**** Records for the task

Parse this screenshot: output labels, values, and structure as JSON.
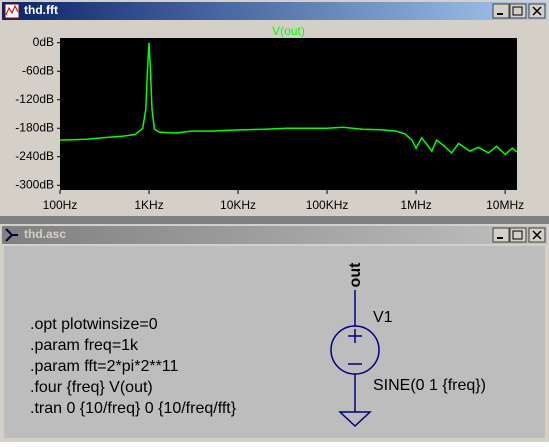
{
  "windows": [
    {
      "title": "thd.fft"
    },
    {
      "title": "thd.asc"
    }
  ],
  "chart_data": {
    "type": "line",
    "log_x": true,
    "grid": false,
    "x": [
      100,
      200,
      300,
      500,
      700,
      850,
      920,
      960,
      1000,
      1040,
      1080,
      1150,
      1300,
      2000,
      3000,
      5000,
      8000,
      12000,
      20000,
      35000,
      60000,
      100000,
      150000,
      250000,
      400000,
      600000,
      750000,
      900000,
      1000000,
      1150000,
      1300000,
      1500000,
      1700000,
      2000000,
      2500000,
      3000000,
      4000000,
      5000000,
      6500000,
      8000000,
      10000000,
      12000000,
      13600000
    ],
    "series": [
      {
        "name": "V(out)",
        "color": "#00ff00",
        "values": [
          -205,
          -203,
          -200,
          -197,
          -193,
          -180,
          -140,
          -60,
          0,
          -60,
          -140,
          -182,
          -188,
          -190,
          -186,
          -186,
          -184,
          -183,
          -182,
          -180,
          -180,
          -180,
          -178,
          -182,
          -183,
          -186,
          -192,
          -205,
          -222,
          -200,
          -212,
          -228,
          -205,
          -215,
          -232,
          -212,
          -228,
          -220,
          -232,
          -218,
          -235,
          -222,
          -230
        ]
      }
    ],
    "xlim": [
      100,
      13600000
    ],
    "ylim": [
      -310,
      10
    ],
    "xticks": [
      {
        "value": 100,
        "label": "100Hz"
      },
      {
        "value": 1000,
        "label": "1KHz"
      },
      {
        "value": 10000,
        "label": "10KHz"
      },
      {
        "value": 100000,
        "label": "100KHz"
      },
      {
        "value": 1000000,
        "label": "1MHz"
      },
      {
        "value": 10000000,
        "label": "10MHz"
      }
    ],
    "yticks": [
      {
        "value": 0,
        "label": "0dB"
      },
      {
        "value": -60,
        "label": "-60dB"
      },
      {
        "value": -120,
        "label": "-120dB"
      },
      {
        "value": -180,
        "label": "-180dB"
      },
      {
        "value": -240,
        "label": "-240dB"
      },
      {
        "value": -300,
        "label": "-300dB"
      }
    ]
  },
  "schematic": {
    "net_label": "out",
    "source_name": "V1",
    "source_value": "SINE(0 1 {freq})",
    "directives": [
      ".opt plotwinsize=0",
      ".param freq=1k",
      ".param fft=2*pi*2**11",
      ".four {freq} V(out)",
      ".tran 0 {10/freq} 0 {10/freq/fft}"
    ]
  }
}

********
**** Records for the task

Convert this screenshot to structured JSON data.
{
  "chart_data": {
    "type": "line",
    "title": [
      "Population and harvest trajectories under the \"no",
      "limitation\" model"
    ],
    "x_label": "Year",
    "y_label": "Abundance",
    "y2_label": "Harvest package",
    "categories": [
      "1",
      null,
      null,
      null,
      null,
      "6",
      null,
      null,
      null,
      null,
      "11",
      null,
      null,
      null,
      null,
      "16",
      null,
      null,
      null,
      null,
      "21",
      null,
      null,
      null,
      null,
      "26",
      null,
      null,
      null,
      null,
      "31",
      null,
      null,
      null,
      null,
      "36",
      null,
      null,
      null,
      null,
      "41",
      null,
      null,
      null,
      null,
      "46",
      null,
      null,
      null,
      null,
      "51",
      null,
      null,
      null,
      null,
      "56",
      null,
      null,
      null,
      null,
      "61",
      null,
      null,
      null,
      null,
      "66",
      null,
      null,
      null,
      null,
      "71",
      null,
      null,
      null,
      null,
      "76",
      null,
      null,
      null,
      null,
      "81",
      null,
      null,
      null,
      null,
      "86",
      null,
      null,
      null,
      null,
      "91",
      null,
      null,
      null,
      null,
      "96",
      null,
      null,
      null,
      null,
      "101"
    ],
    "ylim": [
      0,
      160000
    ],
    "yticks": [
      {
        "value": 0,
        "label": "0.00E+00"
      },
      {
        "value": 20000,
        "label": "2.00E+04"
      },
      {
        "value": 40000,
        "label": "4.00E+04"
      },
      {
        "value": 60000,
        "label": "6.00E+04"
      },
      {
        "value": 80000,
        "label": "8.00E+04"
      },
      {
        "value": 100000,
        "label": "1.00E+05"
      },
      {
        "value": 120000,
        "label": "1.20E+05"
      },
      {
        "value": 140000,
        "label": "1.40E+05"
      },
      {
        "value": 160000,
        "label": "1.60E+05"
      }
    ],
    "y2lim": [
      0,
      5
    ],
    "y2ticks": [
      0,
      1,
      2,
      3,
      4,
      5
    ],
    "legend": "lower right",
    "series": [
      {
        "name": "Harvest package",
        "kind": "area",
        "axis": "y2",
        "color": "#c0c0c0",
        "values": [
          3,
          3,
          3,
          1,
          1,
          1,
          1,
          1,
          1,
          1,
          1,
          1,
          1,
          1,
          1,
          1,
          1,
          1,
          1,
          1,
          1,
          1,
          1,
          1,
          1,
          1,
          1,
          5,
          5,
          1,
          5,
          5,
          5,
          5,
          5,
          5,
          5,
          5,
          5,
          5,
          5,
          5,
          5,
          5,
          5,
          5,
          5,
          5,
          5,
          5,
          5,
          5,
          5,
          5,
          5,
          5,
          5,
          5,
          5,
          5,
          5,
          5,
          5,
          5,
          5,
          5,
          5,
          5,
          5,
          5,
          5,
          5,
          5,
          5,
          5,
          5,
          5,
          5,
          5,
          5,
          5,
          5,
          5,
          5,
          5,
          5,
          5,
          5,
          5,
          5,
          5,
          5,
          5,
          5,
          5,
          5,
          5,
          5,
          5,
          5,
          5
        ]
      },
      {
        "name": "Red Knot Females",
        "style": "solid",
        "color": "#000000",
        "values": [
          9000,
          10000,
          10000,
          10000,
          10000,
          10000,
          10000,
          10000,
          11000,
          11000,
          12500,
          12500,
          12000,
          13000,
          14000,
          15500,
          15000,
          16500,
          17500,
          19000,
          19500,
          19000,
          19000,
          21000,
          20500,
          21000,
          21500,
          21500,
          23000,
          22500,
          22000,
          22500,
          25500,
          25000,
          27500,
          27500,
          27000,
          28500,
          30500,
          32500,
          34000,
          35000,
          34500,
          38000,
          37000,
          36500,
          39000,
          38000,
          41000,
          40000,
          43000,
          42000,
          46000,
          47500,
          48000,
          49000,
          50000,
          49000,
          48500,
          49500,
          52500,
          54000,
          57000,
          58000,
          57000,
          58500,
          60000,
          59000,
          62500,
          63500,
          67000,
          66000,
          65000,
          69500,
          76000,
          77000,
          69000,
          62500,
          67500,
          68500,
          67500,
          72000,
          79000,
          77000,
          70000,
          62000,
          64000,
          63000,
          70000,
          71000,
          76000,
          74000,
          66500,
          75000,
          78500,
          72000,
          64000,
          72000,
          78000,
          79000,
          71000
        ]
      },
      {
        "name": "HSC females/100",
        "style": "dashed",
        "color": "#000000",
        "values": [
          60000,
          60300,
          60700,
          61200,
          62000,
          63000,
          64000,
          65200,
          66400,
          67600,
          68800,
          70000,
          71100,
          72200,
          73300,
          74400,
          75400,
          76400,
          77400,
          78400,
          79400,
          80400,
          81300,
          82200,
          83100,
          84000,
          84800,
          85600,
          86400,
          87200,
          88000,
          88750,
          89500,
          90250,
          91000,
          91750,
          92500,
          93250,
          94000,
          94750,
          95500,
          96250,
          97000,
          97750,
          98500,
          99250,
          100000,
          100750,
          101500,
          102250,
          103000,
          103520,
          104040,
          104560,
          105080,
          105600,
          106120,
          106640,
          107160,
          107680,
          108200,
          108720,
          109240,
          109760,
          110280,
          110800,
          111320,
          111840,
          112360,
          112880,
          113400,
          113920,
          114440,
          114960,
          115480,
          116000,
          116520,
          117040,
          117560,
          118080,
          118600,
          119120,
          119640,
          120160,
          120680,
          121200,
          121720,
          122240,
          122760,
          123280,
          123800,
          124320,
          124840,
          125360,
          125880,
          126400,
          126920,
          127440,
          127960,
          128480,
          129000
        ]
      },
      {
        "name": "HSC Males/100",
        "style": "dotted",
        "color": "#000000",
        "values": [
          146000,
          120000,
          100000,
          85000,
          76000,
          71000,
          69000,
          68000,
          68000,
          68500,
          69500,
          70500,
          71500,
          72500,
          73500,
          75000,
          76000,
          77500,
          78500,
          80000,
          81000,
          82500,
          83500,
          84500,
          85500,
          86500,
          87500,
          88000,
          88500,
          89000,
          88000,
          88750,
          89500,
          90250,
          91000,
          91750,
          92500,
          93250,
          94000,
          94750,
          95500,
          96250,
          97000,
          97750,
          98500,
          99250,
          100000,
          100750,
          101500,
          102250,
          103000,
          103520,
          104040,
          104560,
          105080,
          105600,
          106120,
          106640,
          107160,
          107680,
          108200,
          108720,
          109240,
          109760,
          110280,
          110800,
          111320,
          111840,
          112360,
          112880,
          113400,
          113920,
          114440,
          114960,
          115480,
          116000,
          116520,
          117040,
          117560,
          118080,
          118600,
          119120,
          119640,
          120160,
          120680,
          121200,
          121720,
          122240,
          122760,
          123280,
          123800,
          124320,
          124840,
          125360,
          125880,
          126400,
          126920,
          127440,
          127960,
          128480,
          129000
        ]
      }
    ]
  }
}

********
**** Records for the task

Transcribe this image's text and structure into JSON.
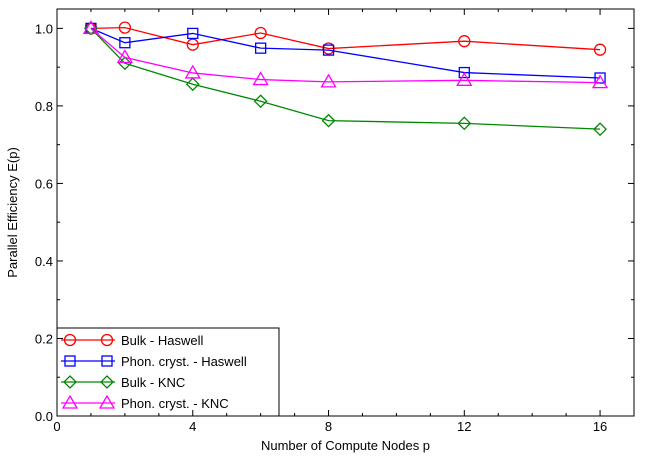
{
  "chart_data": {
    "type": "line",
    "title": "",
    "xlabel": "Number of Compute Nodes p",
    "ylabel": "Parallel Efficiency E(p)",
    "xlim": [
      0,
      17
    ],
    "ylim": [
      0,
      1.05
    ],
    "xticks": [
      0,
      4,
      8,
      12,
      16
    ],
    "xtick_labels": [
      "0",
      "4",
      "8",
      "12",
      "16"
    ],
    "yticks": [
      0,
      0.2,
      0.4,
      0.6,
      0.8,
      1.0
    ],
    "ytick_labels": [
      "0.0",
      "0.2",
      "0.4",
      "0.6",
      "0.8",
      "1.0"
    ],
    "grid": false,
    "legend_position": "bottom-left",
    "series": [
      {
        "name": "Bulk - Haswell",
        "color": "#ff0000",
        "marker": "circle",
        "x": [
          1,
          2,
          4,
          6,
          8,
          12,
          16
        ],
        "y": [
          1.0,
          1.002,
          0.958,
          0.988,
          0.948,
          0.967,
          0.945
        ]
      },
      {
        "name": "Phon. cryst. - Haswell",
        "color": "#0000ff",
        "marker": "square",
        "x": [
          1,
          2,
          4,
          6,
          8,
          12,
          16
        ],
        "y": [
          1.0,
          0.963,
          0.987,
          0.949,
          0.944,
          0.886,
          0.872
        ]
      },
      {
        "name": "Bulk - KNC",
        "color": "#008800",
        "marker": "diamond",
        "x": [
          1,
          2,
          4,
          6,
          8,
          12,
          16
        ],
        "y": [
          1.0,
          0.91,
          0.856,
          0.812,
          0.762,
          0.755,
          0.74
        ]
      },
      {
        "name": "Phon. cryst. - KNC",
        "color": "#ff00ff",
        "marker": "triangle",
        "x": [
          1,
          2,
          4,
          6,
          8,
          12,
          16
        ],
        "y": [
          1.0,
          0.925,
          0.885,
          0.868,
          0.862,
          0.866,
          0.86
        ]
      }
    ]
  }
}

********

▶ _Requirement_
Each line holding "freq" must be found and copied.

▶ _Complete response_
    "source_value": "SINE(0 1 {freq})",
      ".param freq=1k",
      ".four {freq} V(out)",
      ".tran 0 {10/freq} 0 {10/freq/fft}"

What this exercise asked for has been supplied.